EXCERPT PROVIDED
——————

Now in the church at Antioch there were prophets and teachers: Barnabas, Simeon called Niger, Lucius of Cyrene,
Remember the men From Cyprus and Cyrene who first went to Antioch? These could be those guys. The first guys who fled Jerusalem and headed north past Samaria through Syria to Antioch; these men might specifically be the ones mentioned who spoke to the Greeks.
Simeon is quite possibly the same Simon of Cyrene who carried the cross for Jesus. He becomes a disciple, has two sons, Alexander and Rufus; and years later writing to the Romans Paul will greet Rufus and his mother, Simeon’s wife. What a great story. And in this case, it’s as likely to be true as not.
Manaen (who had been brought up with Herod the tetrarch),
Little is known about Manaen, but consider the Herods. Herod the Great, builder of the temple, Caesarea, and… oops I made a mistake the other day (and if Rick Cook is my source we’re gonna have a good talk) … here’s my chance to fix it.
Tetrarch means ruler of 1/4. But it’s more complicated then saying Herod had 4 sons and divided the kingdom four ways. His first son was named Antipater. He would be accused of a plot to murder his father and executed and would then be succeeded by Archelaus, who would get replaced by a Roman prefect not many years later. Herod the Great’s will was contested when he died, and I forget all the details, but I know that of his sons still alive, Antipas did receive and keep Galilee as his region to rule. There’s a lot of cool, pretty evil, history here; but I’m just going to focus on Antipas.
He’s the Herod for whom Salome danced and then, at her request, cut off John the Baptists head. He’s the one Pilate sent Jesus to see, trying to pass the buck; he wanted to see Jesus do a miracle.
About 10 years later he lost his rule to his nephew Herod Agrippa. It was Herod Agrippa who executed James son of Zebedee, and arrested Peter. He’s the one who just got eaten with worms in the last chapter.
Herod the Great is known as the great architect, among other things. His son Antipas, having been given the region of Galilee to govern; set out to surpass his father in building amazing things to impress Rome. He made his capital at Sepphoris, which was a city on hill, about a 4 mile walk from Nazareth. One of the wonders of Sepphoris was the building of the theatre. I attributed that, wrongly, the other day to his dad, Herod the Great. I get mixed up occasionally, and I will enjoy correcting that now … if you can right a wrong, right a wrong; if you can’t, just write a song. get some folks to sing along, then the throng might right the wrong… anyway, righting a wrong here. Herod Antipas, the Tetrarch and son of Herod the Great, built a theatre in Sepphoris and the magnitude of the work drew labor from miles around; making it likely Joseph the carpenter accompanied by his son Jesus would have worked on that theatre. This is the basis for the musical I wrote, “Carpenters and Kings” aka “Build”, the punchline being God chose a carpenter to raise a king, a man who felt so daunted to have the son of God under his charge, fretting over the fact that all he had to teach him was how to build. I picture the Lord saying, “exactly!”
This song “Sepphoiris” AKA “City On A Hill” is in the new little Johnson/Mackintosh musical “Beyond Reach” #beyondreachmusical (Scamardella, how do I do #s?) which is going to be performed Friday and Saturday at the Ed Jones Dome next month.

——————

PROVIDED MATERIAL
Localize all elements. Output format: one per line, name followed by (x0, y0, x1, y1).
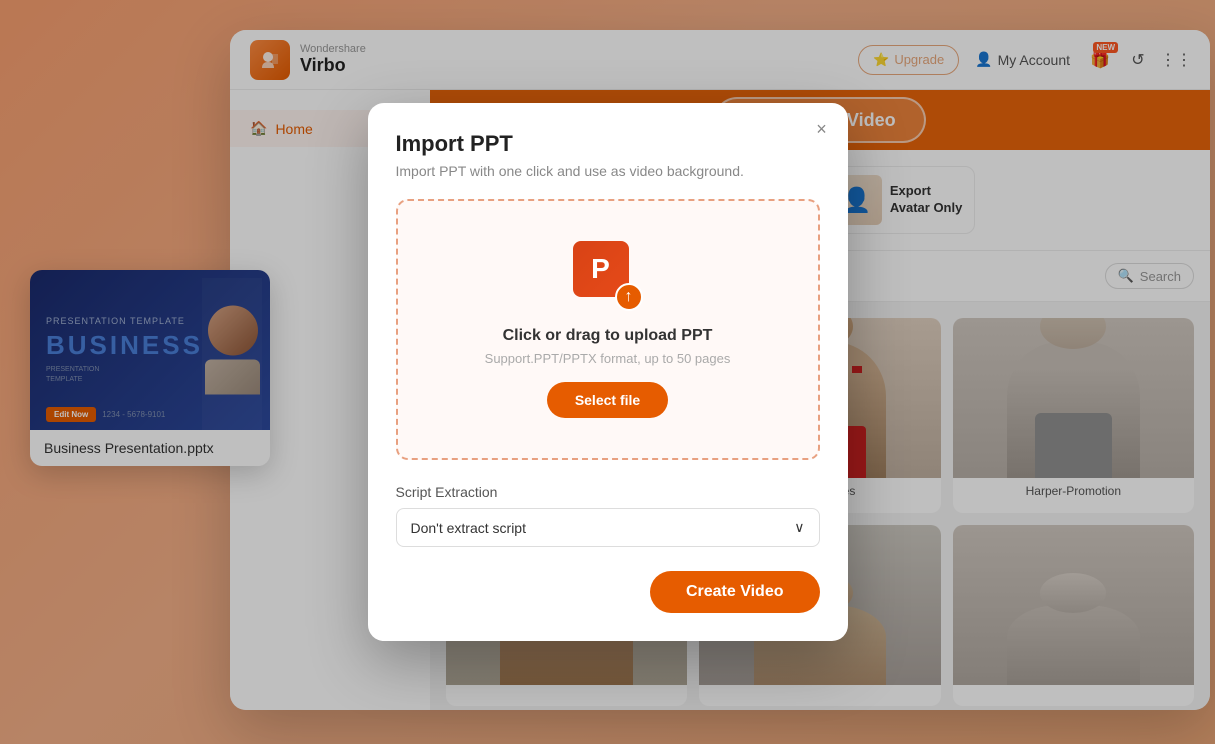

——————

EXERCISES TO COMPLETE
- a) Transcribe the passage of the commentary on the church at Antioch starting at "Simeon is quite" and ending at "true as not.".
- b) According to the commentary on the church at Antioch, where did Herod Antipas make his capital?

ANSWERS
- a)
Simeon is quite possibly the same Simon of Cyrene who carried the cross for Jesus. He becomes a disciple, has two sons, Alexander and Rufus; and years later writing to the Romans Paul will greet Rufus and his mother, Simeon’s wife. What a great story. And in this case, it’s as likely to be true as not.

- b) At Sepphoris, a city on a hill about a 4 mile walk from Nazareth.